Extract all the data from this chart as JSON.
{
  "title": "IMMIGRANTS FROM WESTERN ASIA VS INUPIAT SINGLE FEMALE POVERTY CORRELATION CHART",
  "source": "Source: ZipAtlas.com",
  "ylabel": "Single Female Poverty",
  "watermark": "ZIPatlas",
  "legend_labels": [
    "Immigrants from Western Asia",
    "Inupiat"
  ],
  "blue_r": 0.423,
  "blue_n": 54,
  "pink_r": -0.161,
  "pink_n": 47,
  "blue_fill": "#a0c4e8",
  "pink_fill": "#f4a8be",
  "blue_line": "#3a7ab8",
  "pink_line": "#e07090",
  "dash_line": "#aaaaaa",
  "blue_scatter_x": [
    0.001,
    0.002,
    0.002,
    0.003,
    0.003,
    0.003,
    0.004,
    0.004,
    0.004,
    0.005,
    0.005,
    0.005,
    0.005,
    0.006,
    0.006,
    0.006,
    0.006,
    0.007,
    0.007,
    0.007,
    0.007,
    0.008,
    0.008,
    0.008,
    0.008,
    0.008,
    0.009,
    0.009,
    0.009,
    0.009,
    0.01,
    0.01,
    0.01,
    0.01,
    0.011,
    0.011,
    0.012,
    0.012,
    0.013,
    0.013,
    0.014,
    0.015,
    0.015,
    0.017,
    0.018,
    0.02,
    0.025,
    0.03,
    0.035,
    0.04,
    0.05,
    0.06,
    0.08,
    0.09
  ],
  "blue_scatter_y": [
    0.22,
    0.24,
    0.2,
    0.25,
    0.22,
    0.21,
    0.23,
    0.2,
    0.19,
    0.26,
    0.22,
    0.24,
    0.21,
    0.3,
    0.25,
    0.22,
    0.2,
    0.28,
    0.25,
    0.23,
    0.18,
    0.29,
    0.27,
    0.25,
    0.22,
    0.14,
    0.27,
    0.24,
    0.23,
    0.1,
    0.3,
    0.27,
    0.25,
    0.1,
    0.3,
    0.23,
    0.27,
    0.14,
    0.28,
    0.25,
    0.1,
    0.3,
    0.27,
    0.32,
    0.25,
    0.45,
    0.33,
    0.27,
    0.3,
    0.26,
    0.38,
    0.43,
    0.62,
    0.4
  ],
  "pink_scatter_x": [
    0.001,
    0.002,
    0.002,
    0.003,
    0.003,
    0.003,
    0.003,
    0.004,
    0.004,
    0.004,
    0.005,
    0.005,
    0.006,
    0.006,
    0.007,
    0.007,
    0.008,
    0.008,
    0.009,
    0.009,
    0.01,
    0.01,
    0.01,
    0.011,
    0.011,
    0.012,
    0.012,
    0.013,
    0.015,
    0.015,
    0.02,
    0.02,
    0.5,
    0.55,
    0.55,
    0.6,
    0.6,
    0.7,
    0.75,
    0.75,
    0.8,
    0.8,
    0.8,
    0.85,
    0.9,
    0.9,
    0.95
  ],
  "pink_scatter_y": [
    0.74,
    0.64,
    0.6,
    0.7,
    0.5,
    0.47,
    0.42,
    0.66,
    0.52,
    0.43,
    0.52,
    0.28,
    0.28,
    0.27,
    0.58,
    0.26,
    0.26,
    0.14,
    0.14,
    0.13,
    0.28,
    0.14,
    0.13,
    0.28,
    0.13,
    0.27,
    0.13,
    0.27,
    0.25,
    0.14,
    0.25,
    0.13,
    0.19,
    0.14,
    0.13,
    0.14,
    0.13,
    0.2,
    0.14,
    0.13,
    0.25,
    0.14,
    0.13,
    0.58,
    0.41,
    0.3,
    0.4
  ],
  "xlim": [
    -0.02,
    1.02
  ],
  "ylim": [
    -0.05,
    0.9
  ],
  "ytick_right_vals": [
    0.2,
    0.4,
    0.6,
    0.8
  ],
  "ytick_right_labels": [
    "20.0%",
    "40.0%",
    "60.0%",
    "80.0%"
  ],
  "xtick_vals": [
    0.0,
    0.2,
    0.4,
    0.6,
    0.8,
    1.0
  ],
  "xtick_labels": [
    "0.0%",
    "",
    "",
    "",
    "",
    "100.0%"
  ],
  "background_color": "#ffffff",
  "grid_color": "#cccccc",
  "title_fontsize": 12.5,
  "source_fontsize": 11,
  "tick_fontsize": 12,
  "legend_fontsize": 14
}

+ + + + + + +

> **PROMPT**: Extract each record, keeping it identical to the original.

> **ANSWER TO THIS PROBLEM**:
Extract all the data from this chart as JSON.
{
  "title": "IMMIGRANTS FROM WESTERN ASIA VS INUPIAT SINGLE FEMALE POVERTY CORRELATION CHART",
  "source": "Source: ZipAtlas.com",
  "ylabel": "Single Female Poverty",
  "watermark": "ZIPatlas",
  "legend_labels": [
    "Immigrants from Western Asia",
    "Inupiat"
  ],
  "blue_r": 0.423,
  "blue_n": 54,
  "pink_r": -0.161,
  "pink_n": 47,
  "blue_fill": "#a0c4e8",
  "pink_fill": "#f4a8be",
  "blue_line": "#3a7ab8",
  "pink_line": "#e07090",
  "dash_line": "#aaaaaa",
  "blue_scatter_x": [
    0.001,
    0.002,
    0.002,
    0.003,
    0.003,
    0.003,
    0.004,
    0.004,
    0.004,
    0.005,
    0.005,
    0.005,
    0.005,
    0.006,
    0.006,
    0.006,
    0.006,
    0.007,
    0.007,
    0.007,
    0.007,
    0.008,
    0.008,
    0.008,
    0.008,
    0.008,
    0.009,
    0.009,
    0.009,
    0.009,
    0.01,
    0.01,
    0.01,
    0.01,
    0.011,
    0.011,
    0.012,
    0.012,
    0.013,
    0.013,
    0.014,
    0.015,
    0.015,
    0.017,
    0.018,
    0.02,
    0.025,
    0.03,
    0.035,
    0.04,
    0.05,
    0.06,
    0.08,
    0.09
  ],
  "blue_scatter_y": [
    0.22,
    0.24,
    0.2,
    0.25,
    0.22,
    0.21,
    0.23,
    0.2,
    0.19,
    0.26,
    0.22,
    0.24,
    0.21,
    0.3,
    0.25,
    0.22,
    0.2,
    0.28,
    0.25,
    0.23,
    0.18,
    0.29,
    0.27,
    0.25,
    0.22,
    0.14,
    0.27,
    0.24,
    0.23,
    0.1,
    0.3,
    0.27,
    0.25,
    0.1,
    0.3,
    0.23,
    0.27,
    0.14,
    0.28,
    0.25,
    0.1,
    0.3,
    0.27,
    0.32,
    0.25,
    0.45,
    0.33,
    0.27,
    0.3,
    0.26,
    0.38,
    0.43,
    0.62,
    0.4
  ],
  "pink_scatter_x": [
    0.001,
    0.002,
    0.002,
    0.003,
    0.003,
    0.003,
    0.003,
    0.004,
    0.004,
    0.004,
    0.005,
    0.005,
    0.006,
    0.006,
    0.007,
    0.007,
    0.008,
    0.008,
    0.009,
    0.009,
    0.01,
    0.01,
    0.01,
    0.011,
    0.011,
    0.012,
    0.012,
    0.013,
    0.015,
    0.015,
    0.02,
    0.02,
    0.5,
    0.55,
    0.55,
    0.6,
    0.6,
    0.7,
    0.75,
    0.75,
    0.8,
    0.8,
    0.8,
    0.85,
    0.9,
    0.9,
    0.95
  ],
  "pink_scatter_y": [
    0.74,
    0.64,
    0.6,
    0.7,
    0.5,
    0.47,
    0.42,
    0.66,
    0.52,
    0.43,
    0.52,
    0.28,
    0.28,
    0.27,
    0.58,
    0.26,
    0.26,
    0.14,
    0.14,
    0.13,
    0.28,
    0.14,
    0.13,
    0.28,
    0.13,
    0.27,
    0.13,
    0.27,
    0.25,
    0.14,
    0.25,
    0.13,
    0.19,
    0.14,
    0.13,
    0.14,
    0.13,
    0.2,
    0.14,
    0.13,
    0.25,
    0.14,
    0.13,
    0.58,
    0.41,
    0.3,
    0.4
  ],
  "xlim": [
    -0.02,
    1.02
  ],
  "ylim": [
    -0.05,
    0.9
  ],
  "ytick_right_vals": [
    0.2,
    0.4,
    0.6,
    0.8
  ],
  "ytick_right_labels": [
    "20.0%",
    "40.0%",
    "60.0%",
    "80.0%"
  ],
  "xtick_vals": [
    0.0,
    0.2,
    0.4,
    0.6,
    0.8,
    1.0
  ],
  "xtick_labels": [
    "0.0%",
    "",
    "",
    "",
    "",
    "100.0%"
  ],
  "background_color": "#ffffff",
  "grid_color": "#cccccc",
  "title_fontsize": 12.5,
  "source_fontsize": 11,
  "tick_fontsize": 12,
  "legend_fontsize": 14
}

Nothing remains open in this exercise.